REQUIREMENT
Output the material below in its entirety, exactly as given.

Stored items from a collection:

= = =

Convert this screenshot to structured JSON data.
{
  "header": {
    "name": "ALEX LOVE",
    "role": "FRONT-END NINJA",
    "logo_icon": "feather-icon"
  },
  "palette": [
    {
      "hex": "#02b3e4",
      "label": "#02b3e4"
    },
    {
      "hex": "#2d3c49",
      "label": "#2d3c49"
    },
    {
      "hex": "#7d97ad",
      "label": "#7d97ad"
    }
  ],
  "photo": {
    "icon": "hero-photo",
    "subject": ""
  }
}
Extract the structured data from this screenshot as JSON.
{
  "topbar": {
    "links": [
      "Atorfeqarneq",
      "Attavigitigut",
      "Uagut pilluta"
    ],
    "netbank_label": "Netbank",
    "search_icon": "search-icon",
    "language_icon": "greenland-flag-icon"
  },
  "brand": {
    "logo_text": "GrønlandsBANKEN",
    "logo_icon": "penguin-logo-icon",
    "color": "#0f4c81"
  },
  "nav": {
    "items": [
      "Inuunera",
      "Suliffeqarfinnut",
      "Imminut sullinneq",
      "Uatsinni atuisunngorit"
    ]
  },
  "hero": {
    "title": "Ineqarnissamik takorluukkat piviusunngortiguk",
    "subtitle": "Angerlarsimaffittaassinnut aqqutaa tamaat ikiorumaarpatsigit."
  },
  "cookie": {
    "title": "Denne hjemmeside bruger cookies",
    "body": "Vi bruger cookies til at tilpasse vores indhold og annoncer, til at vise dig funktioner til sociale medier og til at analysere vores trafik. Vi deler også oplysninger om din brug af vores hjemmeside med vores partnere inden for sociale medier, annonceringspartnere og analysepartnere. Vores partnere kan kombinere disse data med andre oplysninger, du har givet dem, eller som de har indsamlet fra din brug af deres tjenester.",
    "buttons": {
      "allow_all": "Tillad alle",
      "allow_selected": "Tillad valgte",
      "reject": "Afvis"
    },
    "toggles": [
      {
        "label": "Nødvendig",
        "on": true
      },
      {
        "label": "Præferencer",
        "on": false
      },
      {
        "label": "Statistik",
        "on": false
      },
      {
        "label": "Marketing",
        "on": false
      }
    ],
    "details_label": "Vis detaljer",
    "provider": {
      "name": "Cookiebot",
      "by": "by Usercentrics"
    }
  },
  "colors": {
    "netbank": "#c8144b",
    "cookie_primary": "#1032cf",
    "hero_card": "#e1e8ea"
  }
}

= = =

FULL RESPONSE
Convert this screenshot to structured JSON data.
{
  "header": {
    "name": "ALEX LOVE",
    "role": "FRONT-END NINJA",
    "logo_icon": "feather-icon"
  },
  "palette": [
    {
      "hex": "#02b3e4",
      "label": "#02b3e4"
    },
    {
      "hex": "#2d3c49",
      "label": "#2d3c49"
    },
    {
      "hex": "#7d97ad",
      "label": "#7d97ad"
    }
  ],
  "photo": {
    "icon": "hero-photo",
    "subject": ""
  }
}
Extract the structured data from this screenshot as JSON.
{
  "topbar": {
    "links": [
      "Atorfeqarneq",
      "Attavigitigut",
      "Uagut pilluta"
    ],
    "netbank_label": "Netbank",
    "search_icon": "search-icon",
    "language_icon": "greenland-flag-icon"
  },
  "brand": {
    "logo_text": "GrønlandsBANKEN",
    "logo_icon": "penguin-logo-icon",
    "color": "#0f4c81"
  },
  "nav": {
    "items": [
      "Inuunera",
      "Suliffeqarfinnut",
      "Imminut sullinneq",
      "Uatsinni atuisunngorit"
    ]
  },
  "hero": {
    "title": "Ineqarnissamik takorluukkat piviusunngortiguk",
    "subtitle": "Angerlarsimaffittaassinnut aqqutaa tamaat ikiorumaarpatsigit."
  },
  "cookie": {
    "title": "Denne hjemmeside bruger cookies",
    "body": "Vi bruger cookies til at tilpasse vores indhold og annoncer, til at vise dig funktioner til sociale medier og til at analysere vores trafik. Vi deler også oplysninger om din brug af vores hjemmeside med vores partnere inden for sociale medier, annonceringspartnere og analysepartnere. Vores partnere kan kombinere disse data med andre oplysninger, du har givet dem, eller som de har indsamlet fra din brug af deres tjenester.",
    "buttons": {
      "allow_all": "Tillad alle",
      "allow_selected": "Tillad valgte",
      "reject": "Afvis"
    },
    "toggles": [
      {
        "label": "Nødvendig",
        "on": true
      },
      {
        "label": "Præferencer",
        "on": false
      },
      {
        "label": "Statistik",
        "on": false
      },
      {
        "label": "Marketing",
        "on": false
      }
    ],
    "details_label": "Vis detaljer",
    "provider": {
      "name": "Cookiebot",
      "by": "by Usercentrics"
    }
  },
  "colors": {
    "netbank": "#c8144b",
    "cookie_primary": "#1032cf",
    "hero_card": "#e1e8ea"
  }
}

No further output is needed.